### [Written instruction]
Without the pictures, reproduce the records that follow exactly.

***

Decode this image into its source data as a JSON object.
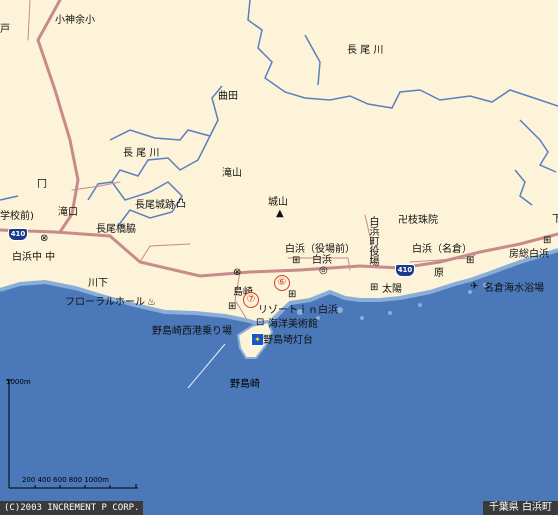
{
  "map": {
    "labels": {
      "kobutsu": "小神余小",
      "upper_left_partial": "戸",
      "nagao_river_ne": "長 尾 川",
      "magata": "曲田",
      "nagao_river_w": "長 尾 川",
      "takiyama": "滝山",
      "joyama": "城山",
      "nagao_castle": "長尾城跡",
      "takiguchi": "滝口",
      "school_partial": "学校前)",
      "nagao_bridge": "長尾橋脇",
      "shirahama_naka": "白浜中 中",
      "kawashita": "川下",
      "floral_hall": "フローラルホール",
      "shirahama_yakuba": "白浜（役場前）",
      "shirahama_town": "白浜",
      "shirahama_cho_vertical": "白浜町役場",
      "gongen_fall": "卍枝珠院",
      "shirahama_nagura": "白浜（名倉）",
      "boshu_shirahama": "房総白浜",
      "nojima_zaki_top": "島崎",
      "resort": "リゾートｉｎ白浜",
      "kaiyo_museum": "海洋美術館",
      "nojima_west": "野島崎西港乗り場",
      "nojima_lighthouse": "野島埼灯台",
      "nojima_zaki": "野島崎",
      "taiyo": "太陽",
      "hara": "原",
      "nagura_beach": "名倉海水浴場",
      "right_edge_partial": "下"
    },
    "route_number": "410",
    "badges": {
      "six": "⑥",
      "seven": "⑦"
    },
    "colors": {
      "land": "#fcf3d8",
      "sea": "#4a78b8",
      "shore_light": "#8aaed8",
      "river": "#5a7fc0",
      "main_road": "#c88a8a",
      "route_shield": "#1b3a8c"
    }
  },
  "scale": {
    "vertical_label": "1000m",
    "horizontal_label": "200  400  600  800 1000m"
  },
  "footer": {
    "copyright": "(C)2003 INCREMENT P CORP.",
    "place": "千葉県 白浜町"
  }
}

***

### [Task response]
Decode this image into its source data as a JSON object.
{
  "map": {
    "labels": {
      "kobutsu": "小神余小",
      "upper_left_partial": "戸",
      "nagao_river_ne": "長 尾 川",
      "magata": "曲田",
      "nagao_river_w": "長 尾 川",
      "takiyama": "滝山",
      "joyama": "城山",
      "nagao_castle": "長尾城跡",
      "takiguchi": "滝口",
      "school_partial": "学校前)",
      "nagao_bridge": "長尾橋脇",
      "shirahama_naka": "白浜中 中",
      "kawashita": "川下",
      "floral_hall": "フローラルホール",
      "shirahama_yakuba": "白浜（役場前）",
      "shirahama_town": "白浜",
      "shirahama_cho_vertical": "白浜町役場",
      "gongen_fall": "卍枝珠院",
      "shirahama_nagura": "白浜（名倉）",
      "boshu_shirahama": "房総白浜",
      "nojima_zaki_top": "島崎",
      "resort": "リゾートｉｎ白浜",
      "kaiyo_museum": "海洋美術館",
      "nojima_west": "野島崎西港乗り場",
      "nojima_lighthouse": "野島埼灯台",
      "nojima_zaki": "野島崎",
      "taiyo": "太陽",
      "hara": "原",
      "nagura_beach": "名倉海水浴場",
      "right_edge_partial": "下"
    },
    "route_number": "410",
    "badges": {
      "six": "⑥",
      "seven": "⑦"
    },
    "colors": {
      "land": "#fcf3d8",
      "sea": "#4a78b8",
      "shore_light": "#8aaed8",
      "river": "#5a7fc0",
      "main_road": "#c88a8a",
      "route_shield": "#1b3a8c"
    }
  },
  "scale": {
    "vertical_label": "1000m",
    "horizontal_label": "200  400  600  800 1000m"
  },
  "footer": {
    "copyright": "(C)2003 INCREMENT P CORP.",
    "place": "千葉県 白浜町"
  }
}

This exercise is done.